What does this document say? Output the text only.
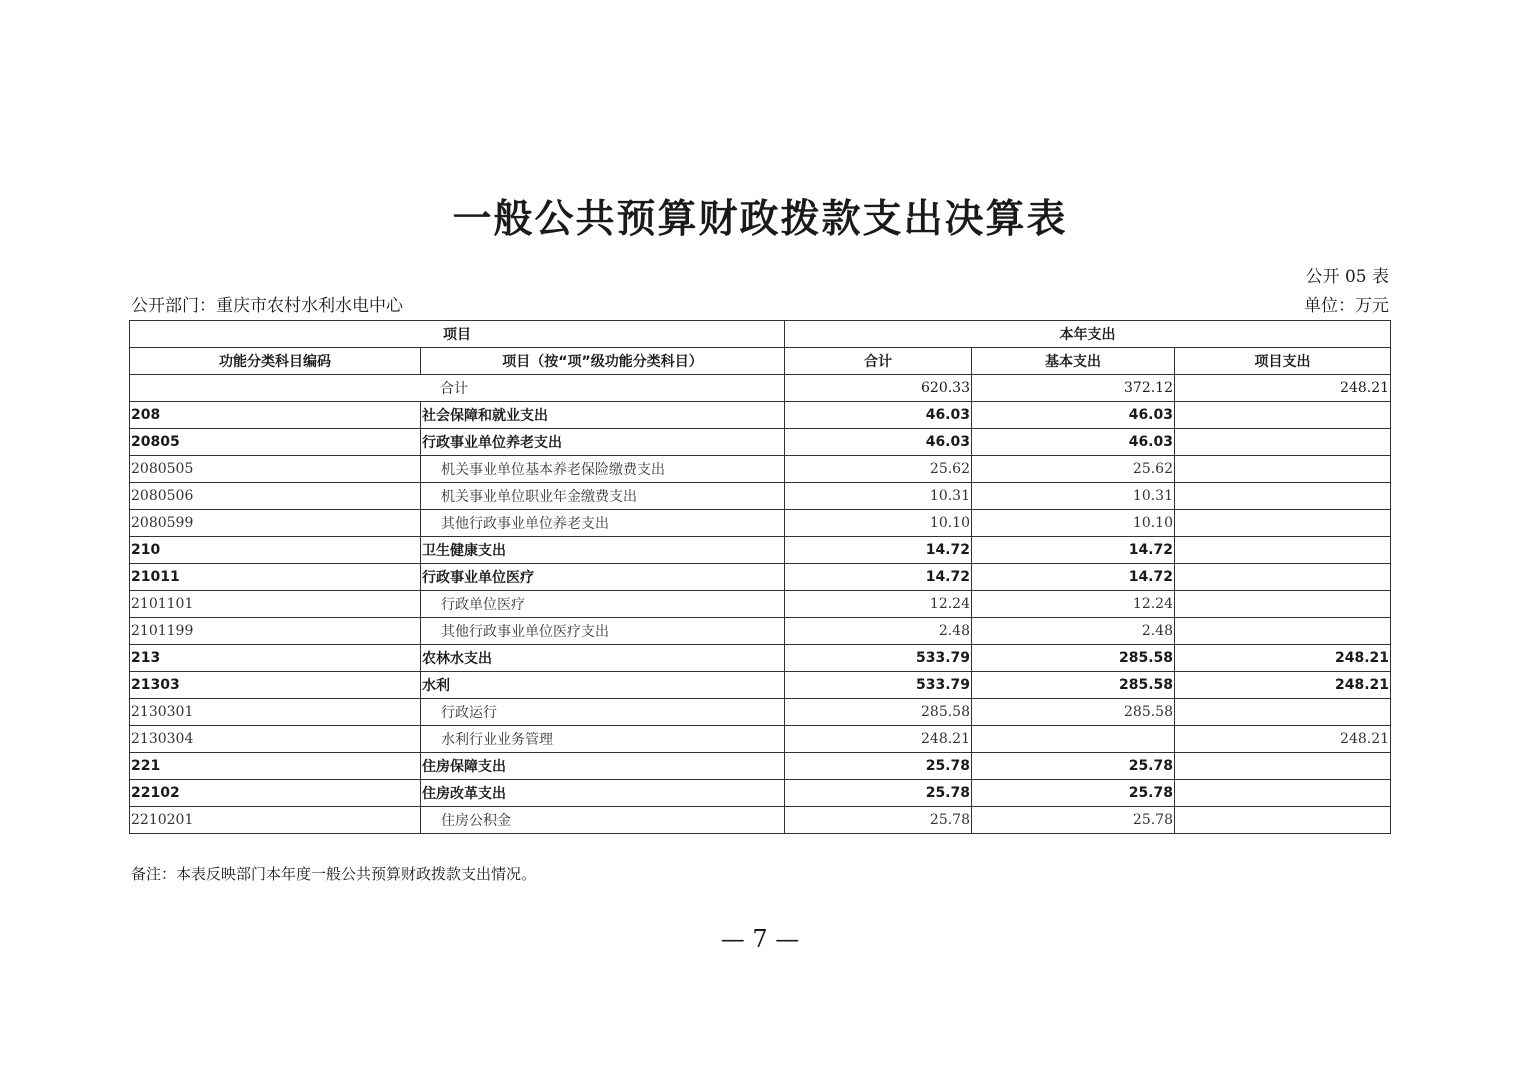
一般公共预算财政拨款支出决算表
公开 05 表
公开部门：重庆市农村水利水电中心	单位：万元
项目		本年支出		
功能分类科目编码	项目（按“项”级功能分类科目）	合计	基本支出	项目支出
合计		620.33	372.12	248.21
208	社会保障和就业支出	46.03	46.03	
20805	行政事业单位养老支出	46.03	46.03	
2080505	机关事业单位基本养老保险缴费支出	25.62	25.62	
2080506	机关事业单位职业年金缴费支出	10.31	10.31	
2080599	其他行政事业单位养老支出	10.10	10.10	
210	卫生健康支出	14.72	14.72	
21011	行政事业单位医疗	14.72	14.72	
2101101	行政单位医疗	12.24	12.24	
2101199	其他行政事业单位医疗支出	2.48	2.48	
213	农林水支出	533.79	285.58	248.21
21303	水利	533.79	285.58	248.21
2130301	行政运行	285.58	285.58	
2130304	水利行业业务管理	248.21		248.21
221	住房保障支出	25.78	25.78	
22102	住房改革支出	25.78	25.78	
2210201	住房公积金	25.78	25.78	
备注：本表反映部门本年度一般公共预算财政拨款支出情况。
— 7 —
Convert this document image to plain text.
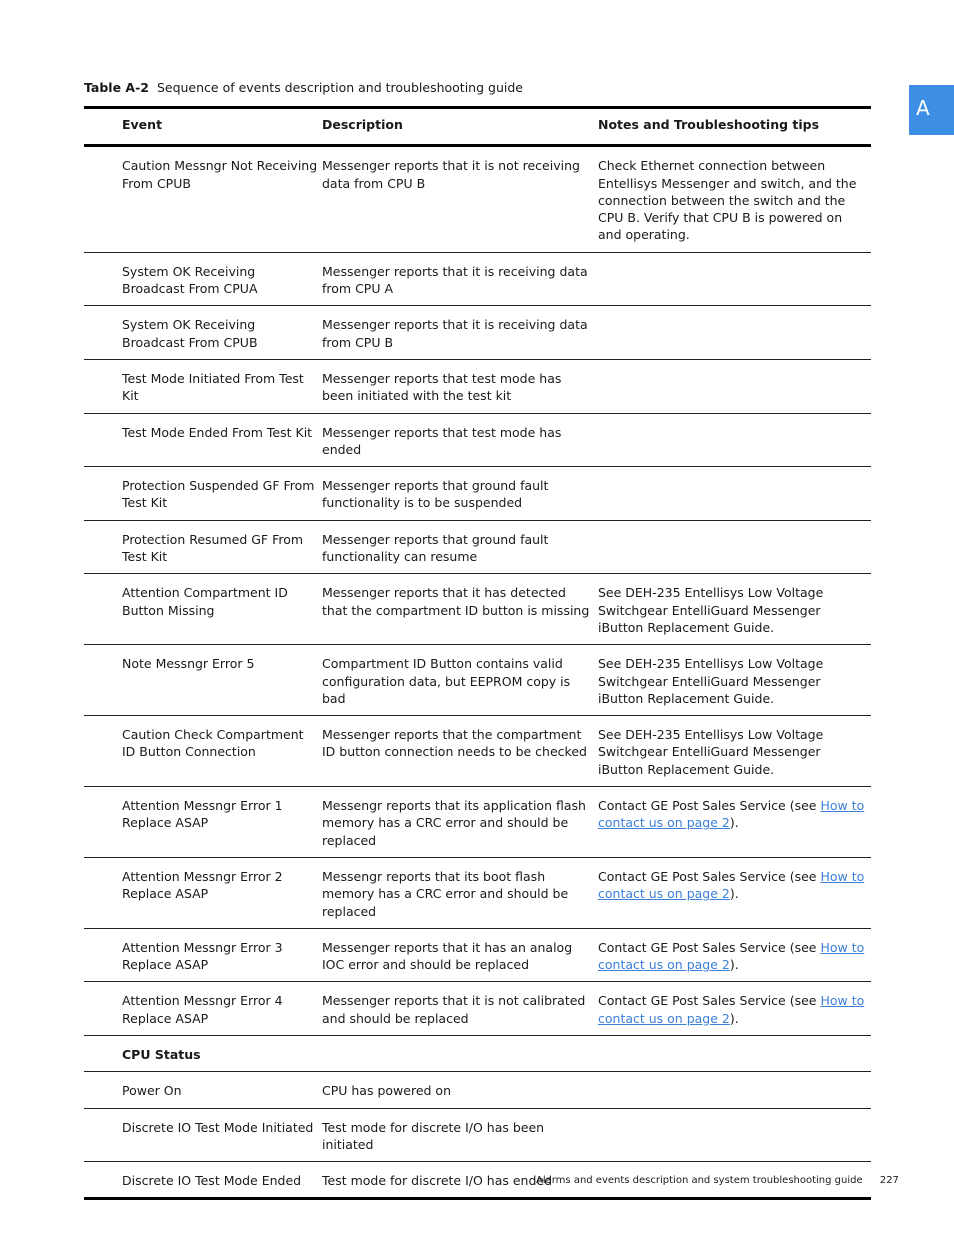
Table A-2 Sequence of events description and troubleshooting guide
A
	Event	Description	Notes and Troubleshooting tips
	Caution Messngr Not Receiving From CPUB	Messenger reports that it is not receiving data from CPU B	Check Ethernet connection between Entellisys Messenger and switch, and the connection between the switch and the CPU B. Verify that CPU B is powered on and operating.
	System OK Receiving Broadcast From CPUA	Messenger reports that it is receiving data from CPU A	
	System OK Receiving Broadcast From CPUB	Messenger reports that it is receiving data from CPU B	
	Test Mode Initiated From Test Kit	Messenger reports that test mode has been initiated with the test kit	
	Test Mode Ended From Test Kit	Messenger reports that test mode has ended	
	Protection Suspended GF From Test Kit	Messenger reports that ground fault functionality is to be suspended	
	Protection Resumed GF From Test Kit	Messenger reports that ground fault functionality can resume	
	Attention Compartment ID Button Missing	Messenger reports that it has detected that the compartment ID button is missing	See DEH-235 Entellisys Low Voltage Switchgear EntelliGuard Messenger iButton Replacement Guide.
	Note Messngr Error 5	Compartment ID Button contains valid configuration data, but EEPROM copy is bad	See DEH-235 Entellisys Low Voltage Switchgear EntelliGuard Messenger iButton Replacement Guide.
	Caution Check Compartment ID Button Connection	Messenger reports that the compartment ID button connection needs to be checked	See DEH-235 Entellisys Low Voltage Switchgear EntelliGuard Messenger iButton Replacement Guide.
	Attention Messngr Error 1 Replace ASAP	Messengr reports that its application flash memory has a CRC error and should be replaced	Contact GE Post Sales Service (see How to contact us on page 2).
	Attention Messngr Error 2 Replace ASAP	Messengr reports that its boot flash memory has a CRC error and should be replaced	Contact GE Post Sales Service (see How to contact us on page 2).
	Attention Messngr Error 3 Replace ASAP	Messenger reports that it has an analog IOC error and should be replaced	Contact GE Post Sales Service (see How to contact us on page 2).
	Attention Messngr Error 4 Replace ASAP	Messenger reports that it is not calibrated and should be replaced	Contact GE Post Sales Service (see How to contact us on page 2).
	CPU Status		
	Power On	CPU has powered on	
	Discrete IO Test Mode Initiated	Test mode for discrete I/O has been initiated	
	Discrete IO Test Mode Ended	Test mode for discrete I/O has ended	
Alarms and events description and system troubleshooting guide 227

****************************************

- [WHAT YOU SHOULD DO]:
Your copy should match the records word for word, with the pictures removed.

- [PROBLEM SOLUTION]:
What does this document say? Output the text only.
一般公共预算财政拨款支出决算表
公开 05 表
公开部门：重庆市农村水利水电中心	单位：万元
项目		本年支出		
功能分类科目编码	项目（按“项”级功能分类科目）	合计	基本支出	项目支出
合计		620.33	372.12	248.21
208	社会保障和就业支出	46.03	46.03	
20805	行政事业单位养老支出	46.03	46.03	
2080505	机关事业单位基本养老保险缴费支出	25.62	25.62	
2080506	机关事业单位职业年金缴费支出	10.31	10.31	
2080599	其他行政事业单位养老支出	10.10	10.10	
210	卫生健康支出	14.72	14.72	
21011	行政事业单位医疗	14.72	14.72	
2101101	行政单位医疗	12.24	12.24	
2101199	其他行政事业单位医疗支出	2.48	2.48	
213	农林水支出	533.79	285.58	248.21
21303	水利	533.79	285.58	248.21
2130301	行政运行	285.58	285.58	
2130304	水利行业业务管理	248.21		248.21
221	住房保障支出	25.78	25.78	
22102	住房改革支出	25.78	25.78	
2210201	住房公积金	25.78	25.78	
备注：本表反映部门本年度一般公共预算财政拨款支出情况。
— 7 —
Convert this document image to plain text.
Table A-2 Sequence of events description and troubleshooting guide
A
	Event	Description	Notes and Troubleshooting tips
	Caution Messngr Not Receiving From CPUB	Messenger reports that it is not receiving data from CPU B	Check Ethernet connection between Entellisys Messenger and switch, and the connection between the switch and the CPU B. Verify that CPU B is powered on and operating.
	System OK Receiving Broadcast From CPUA	Messenger reports that it is receiving data from CPU A	
	System OK Receiving Broadcast From CPUB	Messenger reports that it is receiving data from CPU B	
	Test Mode Initiated From Test Kit	Messenger reports that test mode has been initiated with the test kit	
	Test Mode Ended From Test Kit	Messenger reports that test mode has ended	
	Protection Suspended GF From Test Kit	Messenger reports that ground fault functionality is to be suspended	
	Protection Resumed GF From Test Kit	Messenger reports that ground fault functionality can resume	
	Attention Compartment ID Button Missing	Messenger reports that it has detected that the compartment ID button is missing	See DEH-235 Entellisys Low Voltage Switchgear EntelliGuard Messenger iButton Replacement Guide.
	Note Messngr Error 5	Compartment ID Button contains valid configuration data, but EEPROM copy is bad	See DEH-235 Entellisys Low Voltage Switchgear EntelliGuard Messenger iButton Replacement Guide.
	Caution Check Compartment ID Button Connection	Messenger reports that the compartment ID button connection needs to be checked	See DEH-235 Entellisys Low Voltage Switchgear EntelliGuard Messenger iButton Replacement Guide.
	Attention Messngr Error 1 Replace ASAP	Messengr reports that its application flash memory has a CRC error and should be replaced	Contact GE Post Sales Service (see How to contact us on page 2).
	Attention Messngr Error 2 Replace ASAP	Messengr reports that its boot flash memory has a CRC error and should be replaced	Contact GE Post Sales Service (see How to contact us on page 2).
	Attention Messngr Error 3 Replace ASAP	Messenger reports that it has an analog IOC error and should be replaced	Contact GE Post Sales Service (see How to contact us on page 2).
	Attention Messngr Error 4 Replace ASAP	Messenger reports that it is not calibrated and should be replaced	Contact GE Post Sales Service (see How to contact us on page 2).
	CPU Status		
	Power On	CPU has powered on	
	Discrete IO Test Mode Initiated	Test mode for discrete I/O has been initiated	
	Discrete IO Test Mode Ended	Test mode for discrete I/O has ended	
Alarms and events description and system troubleshooting guide 227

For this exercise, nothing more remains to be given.